* _WHAT THE TASK REQUIRES_:
Set down the entries once more, exactly as they are written.

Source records
┌──
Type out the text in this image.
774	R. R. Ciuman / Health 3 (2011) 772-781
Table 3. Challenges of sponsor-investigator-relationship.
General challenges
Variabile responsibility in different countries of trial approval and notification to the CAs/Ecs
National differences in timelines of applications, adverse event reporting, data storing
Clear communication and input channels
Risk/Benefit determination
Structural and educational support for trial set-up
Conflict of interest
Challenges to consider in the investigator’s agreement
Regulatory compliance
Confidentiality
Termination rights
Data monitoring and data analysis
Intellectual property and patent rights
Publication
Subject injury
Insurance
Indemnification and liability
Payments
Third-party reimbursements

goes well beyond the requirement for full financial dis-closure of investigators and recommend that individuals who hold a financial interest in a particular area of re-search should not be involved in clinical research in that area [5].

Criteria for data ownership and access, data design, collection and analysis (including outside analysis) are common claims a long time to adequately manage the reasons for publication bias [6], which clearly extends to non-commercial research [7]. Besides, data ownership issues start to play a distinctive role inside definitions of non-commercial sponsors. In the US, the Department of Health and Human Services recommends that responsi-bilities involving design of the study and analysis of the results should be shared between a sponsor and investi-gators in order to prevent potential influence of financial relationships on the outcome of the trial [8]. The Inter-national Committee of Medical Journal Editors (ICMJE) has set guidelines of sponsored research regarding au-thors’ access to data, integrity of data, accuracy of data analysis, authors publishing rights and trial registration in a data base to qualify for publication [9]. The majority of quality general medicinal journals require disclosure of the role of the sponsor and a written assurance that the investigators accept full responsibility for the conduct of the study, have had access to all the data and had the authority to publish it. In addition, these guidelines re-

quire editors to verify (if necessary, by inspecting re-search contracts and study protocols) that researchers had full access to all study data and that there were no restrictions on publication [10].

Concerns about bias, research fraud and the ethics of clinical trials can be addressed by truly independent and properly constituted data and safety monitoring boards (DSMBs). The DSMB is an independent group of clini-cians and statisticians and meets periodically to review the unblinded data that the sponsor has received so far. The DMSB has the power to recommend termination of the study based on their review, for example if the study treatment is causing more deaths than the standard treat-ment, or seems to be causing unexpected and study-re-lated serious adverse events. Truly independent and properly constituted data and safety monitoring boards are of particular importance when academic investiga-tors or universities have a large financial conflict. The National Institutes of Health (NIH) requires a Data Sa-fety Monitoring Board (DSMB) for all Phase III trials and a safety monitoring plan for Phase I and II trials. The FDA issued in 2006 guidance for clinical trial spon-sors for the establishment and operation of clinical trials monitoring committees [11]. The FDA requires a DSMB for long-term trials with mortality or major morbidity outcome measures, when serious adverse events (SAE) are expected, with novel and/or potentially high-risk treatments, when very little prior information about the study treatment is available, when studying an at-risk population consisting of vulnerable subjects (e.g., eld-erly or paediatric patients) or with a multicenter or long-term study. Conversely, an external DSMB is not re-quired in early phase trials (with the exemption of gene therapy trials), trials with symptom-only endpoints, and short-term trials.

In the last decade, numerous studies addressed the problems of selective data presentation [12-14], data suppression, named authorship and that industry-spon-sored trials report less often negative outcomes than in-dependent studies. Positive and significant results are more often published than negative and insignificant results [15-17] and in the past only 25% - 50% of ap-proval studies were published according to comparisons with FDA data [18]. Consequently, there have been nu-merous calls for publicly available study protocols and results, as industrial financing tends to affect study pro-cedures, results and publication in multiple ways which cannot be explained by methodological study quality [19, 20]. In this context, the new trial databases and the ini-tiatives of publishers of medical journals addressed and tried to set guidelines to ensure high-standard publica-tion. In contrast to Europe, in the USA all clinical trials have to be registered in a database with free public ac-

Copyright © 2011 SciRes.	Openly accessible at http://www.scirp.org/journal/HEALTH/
└──
* _TASK SOLUTION_:
Type out the text in this image.
774	R. R. Ciuman / Health 3 (2011) 772-781
Table 3. Challenges of sponsor-investigator-relationship.
General challenges
Variabile responsibility in different countries of trial approval and notification to the CAs/Ecs
National differences in timelines of applications, adverse event reporting, data storing
Clear communication and input channels
Risk/Benefit determination
Structural and educational support for trial set-up
Conflict of interest
Challenges to consider in the investigator’s agreement
Regulatory compliance
Confidentiality
Termination rights
Data monitoring and data analysis
Intellectual property and patent rights
Publication
Subject injury
Insurance
Indemnification and liability
Payments
Third-party reimbursements

goes well beyond the requirement for full financial dis-closure of investigators and recommend that individuals who hold a financial interest in a particular area of re-search should not be involved in clinical research in that area [5].

Criteria for data ownership and access, data design, collection and analysis (including outside analysis) are common claims a long time to adequately manage the reasons for publication bias [6], which clearly extends to non-commercial research [7]. Besides, data ownership issues start to play a distinctive role inside definitions of non-commercial sponsors. In the US, the Department of Health and Human Services recommends that responsi-bilities involving design of the study and analysis of the results should be shared between a sponsor and investi-gators in order to prevent potential influence of financial relationships on the outcome of the trial [8]. The Inter-national Committee of Medical Journal Editors (ICMJE) has set guidelines of sponsored research regarding au-thors’ access to data, integrity of data, accuracy of data analysis, authors publishing rights and trial registration in a data base to qualify for publication [9]. The majority of quality general medicinal journals require disclosure of the role of the sponsor and a written assurance that the investigators accept full responsibility for the conduct of the study, have had access to all the data and had the authority to publish it. In addition, these guidelines re-

quire editors to verify (if necessary, by inspecting re-search contracts and study protocols) that researchers had full access to all study data and that there were no restrictions on publication [10].

Concerns about bias, research fraud and the ethics of clinical trials can be addressed by truly independent and properly constituted data and safety monitoring boards (DSMBs). The DSMB is an independent group of clini-cians and statisticians and meets periodically to review the unblinded data that the sponsor has received so far. The DMSB has the power to recommend termination of the study based on their review, for example if the study treatment is causing more deaths than the standard treat-ment, or seems to be causing unexpected and study-re-lated serious adverse events. Truly independent and properly constituted data and safety monitoring boards are of particular importance when academic investiga-tors or universities have a large financial conflict. The National Institutes of Health (NIH) requires a Data Sa-fety Monitoring Board (DSMB) for all Phase III trials and a safety monitoring plan for Phase I and II trials. The FDA issued in 2006 guidance for clinical trial spon-sors for the establishment and operation of clinical trials monitoring committees [11]. The FDA requires a DSMB for long-term trials with mortality or major morbidity outcome measures, when serious adverse events (SAE) are expected, with novel and/or potentially high-risk treatments, when very little prior information about the study treatment is available, when studying an at-risk population consisting of vulnerable subjects (e.g., eld-erly or paediatric patients) or with a multicenter or long-term study. Conversely, an external DSMB is not re-quired in early phase trials (with the exemption of gene therapy trials), trials with symptom-only endpoints, and short-term trials.

In the last decade, numerous studies addressed the problems of selective data presentation [12-14], data suppression, named authorship and that industry-spon-sored trials report less often negative outcomes than in-dependent studies. Positive and significant results are more often published than negative and insignificant results [15-17] and in the past only 25% - 50% of ap-proval studies were published according to comparisons with FDA data [18]. Consequently, there have been nu-merous calls for publicly available study protocols and results, as industrial financing tends to affect study pro-cedures, results and publication in multiple ways which cannot be explained by methodological study quality [19, 20]. In this context, the new trial databases and the ini-tiatives of publishers of medical journals addressed and tried to set guidelines to ensure high-standard publica-tion. In contrast to Europe, in the USA all clinical trials have to be registered in a database with free public ac-

Copyright © 2011 SciRes.	Openly accessible at http://www.scirp.org/journal/HEALTH/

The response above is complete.